Extracted data entries:

━━━━━━━━━━━━━━━━

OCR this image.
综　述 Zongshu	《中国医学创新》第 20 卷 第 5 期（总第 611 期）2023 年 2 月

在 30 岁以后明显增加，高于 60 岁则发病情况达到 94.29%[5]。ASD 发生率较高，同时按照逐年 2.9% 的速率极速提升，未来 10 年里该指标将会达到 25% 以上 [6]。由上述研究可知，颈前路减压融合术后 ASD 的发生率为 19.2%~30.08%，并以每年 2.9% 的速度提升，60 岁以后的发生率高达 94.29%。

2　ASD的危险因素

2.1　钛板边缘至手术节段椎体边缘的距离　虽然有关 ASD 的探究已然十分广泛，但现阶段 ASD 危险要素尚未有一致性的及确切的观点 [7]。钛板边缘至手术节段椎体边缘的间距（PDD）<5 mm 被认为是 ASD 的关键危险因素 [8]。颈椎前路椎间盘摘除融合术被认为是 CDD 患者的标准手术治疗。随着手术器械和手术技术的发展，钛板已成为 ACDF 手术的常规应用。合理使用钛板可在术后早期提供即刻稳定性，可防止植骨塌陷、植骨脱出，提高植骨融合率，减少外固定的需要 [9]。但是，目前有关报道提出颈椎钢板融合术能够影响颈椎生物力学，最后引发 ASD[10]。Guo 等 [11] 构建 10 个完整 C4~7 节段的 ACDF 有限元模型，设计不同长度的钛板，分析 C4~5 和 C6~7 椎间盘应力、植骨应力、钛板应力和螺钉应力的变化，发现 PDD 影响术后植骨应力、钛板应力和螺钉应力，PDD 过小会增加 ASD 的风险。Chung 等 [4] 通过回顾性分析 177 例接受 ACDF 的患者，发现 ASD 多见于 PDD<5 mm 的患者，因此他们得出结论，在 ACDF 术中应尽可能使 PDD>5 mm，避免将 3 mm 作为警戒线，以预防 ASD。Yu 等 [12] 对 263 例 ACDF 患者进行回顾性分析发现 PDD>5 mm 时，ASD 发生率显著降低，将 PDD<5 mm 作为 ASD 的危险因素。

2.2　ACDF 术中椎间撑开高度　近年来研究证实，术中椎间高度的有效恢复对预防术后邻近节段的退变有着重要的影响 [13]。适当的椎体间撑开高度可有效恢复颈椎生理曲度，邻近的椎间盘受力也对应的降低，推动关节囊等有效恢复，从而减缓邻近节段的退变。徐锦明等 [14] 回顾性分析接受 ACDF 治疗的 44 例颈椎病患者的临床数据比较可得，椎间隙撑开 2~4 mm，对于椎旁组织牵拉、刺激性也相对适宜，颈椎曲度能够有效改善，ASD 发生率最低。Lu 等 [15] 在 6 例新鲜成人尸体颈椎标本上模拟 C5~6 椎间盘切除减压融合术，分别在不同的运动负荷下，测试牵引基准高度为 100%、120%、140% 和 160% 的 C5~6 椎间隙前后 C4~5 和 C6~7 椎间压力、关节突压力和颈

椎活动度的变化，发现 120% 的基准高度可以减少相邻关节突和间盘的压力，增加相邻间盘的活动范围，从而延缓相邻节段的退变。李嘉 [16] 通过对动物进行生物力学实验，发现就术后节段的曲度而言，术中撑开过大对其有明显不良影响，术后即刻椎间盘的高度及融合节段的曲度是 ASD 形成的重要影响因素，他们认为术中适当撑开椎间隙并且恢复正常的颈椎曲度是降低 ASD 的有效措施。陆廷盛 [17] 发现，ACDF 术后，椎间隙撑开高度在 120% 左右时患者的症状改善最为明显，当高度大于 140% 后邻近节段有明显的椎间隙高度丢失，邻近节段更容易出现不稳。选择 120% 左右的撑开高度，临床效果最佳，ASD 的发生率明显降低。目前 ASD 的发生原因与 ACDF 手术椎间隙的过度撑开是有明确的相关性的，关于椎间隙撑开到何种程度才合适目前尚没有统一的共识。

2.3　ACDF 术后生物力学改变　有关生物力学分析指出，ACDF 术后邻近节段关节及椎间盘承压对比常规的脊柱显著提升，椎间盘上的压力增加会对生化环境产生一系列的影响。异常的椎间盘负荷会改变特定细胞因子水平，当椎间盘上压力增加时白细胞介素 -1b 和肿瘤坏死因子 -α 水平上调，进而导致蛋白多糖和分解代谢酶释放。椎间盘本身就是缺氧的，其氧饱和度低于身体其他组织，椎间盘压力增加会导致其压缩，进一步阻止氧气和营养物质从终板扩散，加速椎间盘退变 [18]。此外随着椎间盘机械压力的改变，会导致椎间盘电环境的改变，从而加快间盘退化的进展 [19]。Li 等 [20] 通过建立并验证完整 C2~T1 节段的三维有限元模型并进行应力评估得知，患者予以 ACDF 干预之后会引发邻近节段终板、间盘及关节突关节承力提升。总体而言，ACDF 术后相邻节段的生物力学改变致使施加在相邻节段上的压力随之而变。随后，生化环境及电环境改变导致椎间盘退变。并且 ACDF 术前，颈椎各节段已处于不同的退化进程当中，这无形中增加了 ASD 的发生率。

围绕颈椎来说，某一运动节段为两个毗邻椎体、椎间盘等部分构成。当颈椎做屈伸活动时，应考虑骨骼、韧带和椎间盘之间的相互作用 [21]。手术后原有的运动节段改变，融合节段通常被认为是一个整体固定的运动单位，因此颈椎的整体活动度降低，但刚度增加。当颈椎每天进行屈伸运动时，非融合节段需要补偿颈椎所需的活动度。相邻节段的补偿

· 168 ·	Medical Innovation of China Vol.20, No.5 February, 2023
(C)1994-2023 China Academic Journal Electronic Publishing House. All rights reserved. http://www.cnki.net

━━━━━━━━━━━━━━━━

● Brief
List all lines where "China" occurs.

● Solution
· 168 ·	Medical Innovation of China Vol.20, No.5 February, 2023
(C)1994-2023 China Academic Journal Electronic Publishing House. All rights reserved. http://www.cnki.net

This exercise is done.